Report every line of the entries below that contains the string "axis", copying each such line in full.
** BEGIN SUPPLIED ENTRIES **
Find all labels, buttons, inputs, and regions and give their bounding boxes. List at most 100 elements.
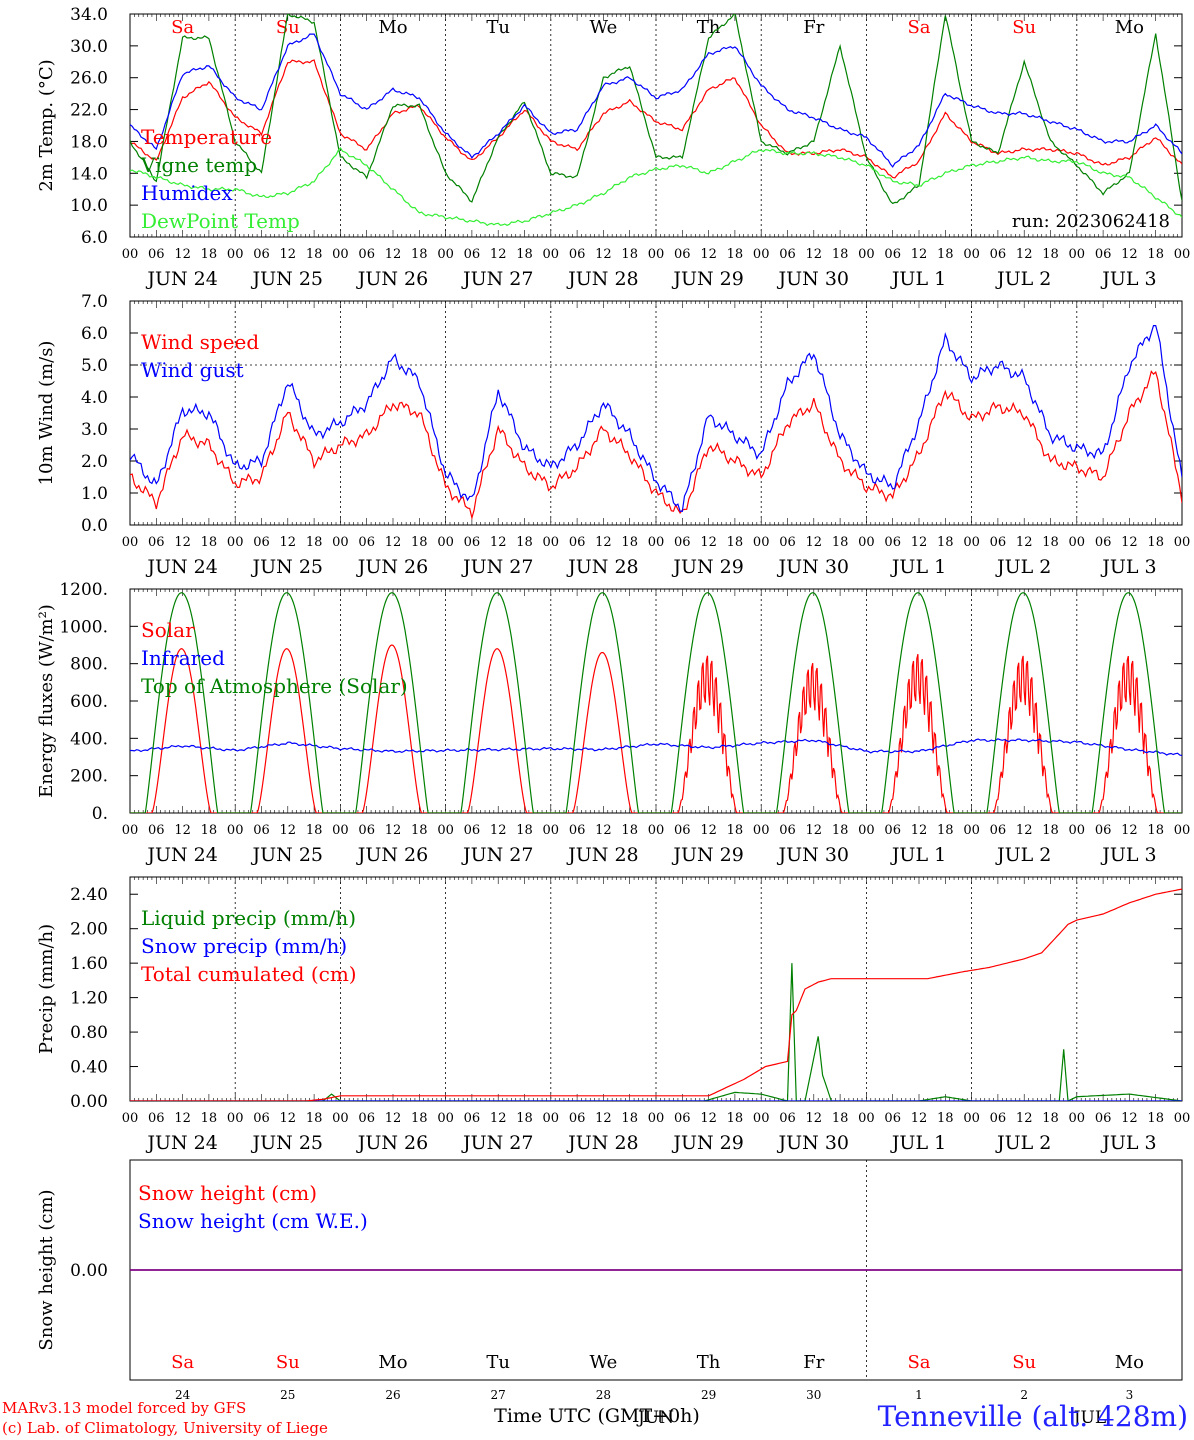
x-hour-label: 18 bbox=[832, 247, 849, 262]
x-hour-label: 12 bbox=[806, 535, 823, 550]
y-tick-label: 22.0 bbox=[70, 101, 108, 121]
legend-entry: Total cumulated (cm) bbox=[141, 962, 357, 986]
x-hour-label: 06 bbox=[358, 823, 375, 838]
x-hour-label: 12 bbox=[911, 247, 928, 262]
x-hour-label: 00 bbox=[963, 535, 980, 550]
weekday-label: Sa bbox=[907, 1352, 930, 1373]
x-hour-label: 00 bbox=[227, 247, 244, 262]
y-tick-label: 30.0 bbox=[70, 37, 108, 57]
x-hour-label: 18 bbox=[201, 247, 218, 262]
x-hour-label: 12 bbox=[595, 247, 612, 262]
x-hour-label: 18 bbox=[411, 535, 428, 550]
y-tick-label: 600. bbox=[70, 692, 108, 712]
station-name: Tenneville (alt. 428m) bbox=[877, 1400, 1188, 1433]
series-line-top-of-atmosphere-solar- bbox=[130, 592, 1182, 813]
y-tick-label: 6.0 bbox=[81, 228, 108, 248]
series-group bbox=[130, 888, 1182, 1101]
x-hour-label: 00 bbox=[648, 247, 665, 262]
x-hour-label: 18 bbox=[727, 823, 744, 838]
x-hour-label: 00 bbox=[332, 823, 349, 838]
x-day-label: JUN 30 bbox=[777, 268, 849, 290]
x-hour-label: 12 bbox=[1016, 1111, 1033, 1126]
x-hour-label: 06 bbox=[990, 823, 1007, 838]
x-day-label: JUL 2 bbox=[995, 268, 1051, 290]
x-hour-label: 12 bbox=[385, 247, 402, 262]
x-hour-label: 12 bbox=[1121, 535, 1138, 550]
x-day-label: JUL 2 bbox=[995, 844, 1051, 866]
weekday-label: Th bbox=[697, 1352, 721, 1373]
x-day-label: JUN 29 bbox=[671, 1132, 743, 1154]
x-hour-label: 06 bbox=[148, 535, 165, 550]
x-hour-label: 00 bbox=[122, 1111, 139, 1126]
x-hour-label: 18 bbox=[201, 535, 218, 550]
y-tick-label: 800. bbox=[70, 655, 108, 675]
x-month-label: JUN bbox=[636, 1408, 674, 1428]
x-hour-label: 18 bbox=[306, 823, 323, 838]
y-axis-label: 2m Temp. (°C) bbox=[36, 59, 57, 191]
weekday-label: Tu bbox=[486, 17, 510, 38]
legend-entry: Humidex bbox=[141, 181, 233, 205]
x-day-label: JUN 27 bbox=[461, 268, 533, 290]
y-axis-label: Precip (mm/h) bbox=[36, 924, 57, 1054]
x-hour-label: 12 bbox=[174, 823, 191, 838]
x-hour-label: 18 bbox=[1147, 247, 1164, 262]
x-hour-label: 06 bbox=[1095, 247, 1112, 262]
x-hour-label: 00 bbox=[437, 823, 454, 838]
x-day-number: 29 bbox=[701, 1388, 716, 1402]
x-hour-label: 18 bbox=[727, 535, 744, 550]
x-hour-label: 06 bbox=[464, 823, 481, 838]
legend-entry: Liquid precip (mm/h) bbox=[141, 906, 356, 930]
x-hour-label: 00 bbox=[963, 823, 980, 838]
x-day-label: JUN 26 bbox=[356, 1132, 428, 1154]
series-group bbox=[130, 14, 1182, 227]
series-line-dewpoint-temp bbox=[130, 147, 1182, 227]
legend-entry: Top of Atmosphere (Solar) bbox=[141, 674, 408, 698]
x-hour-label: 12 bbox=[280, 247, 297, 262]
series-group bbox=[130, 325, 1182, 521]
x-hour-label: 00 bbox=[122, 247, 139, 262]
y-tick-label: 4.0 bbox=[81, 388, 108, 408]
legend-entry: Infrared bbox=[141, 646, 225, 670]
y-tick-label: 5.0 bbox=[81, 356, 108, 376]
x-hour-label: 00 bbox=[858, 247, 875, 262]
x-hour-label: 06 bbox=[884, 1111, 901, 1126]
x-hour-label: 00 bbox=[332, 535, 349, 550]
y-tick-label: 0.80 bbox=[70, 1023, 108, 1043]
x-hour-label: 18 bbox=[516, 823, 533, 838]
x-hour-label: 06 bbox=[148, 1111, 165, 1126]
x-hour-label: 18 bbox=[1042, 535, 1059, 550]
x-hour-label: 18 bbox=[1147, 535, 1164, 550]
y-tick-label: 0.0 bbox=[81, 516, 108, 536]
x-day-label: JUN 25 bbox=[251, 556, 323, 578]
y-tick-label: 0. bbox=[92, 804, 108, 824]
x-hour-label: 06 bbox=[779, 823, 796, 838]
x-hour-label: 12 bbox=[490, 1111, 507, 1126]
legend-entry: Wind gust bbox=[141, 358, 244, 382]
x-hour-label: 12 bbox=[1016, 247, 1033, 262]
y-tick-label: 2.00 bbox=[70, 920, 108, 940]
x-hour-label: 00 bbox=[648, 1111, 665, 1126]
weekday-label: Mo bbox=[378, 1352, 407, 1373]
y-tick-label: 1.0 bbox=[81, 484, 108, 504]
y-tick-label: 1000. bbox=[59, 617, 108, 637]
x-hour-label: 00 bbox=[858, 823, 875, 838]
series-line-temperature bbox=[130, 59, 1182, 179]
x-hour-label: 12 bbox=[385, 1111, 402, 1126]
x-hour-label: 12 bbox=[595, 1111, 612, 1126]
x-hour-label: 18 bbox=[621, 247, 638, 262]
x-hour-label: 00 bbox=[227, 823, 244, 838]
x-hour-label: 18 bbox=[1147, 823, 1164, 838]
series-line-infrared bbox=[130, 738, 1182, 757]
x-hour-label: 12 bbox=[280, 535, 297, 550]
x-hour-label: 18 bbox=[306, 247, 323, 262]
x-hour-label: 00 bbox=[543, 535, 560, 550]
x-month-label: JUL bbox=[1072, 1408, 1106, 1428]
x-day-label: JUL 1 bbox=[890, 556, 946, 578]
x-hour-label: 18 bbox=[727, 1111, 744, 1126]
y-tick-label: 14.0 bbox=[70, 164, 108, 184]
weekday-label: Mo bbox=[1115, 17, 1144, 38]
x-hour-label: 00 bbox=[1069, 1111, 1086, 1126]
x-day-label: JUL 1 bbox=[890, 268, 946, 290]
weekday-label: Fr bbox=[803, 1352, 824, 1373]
** END SUPPLIED ENTRIES **
> TASK ANSWER:
y-axis-label: 2m Temp. (°C) bbox=[36, 59, 57, 191]
y-axis-label: Precip (mm/h) bbox=[36, 924, 57, 1054]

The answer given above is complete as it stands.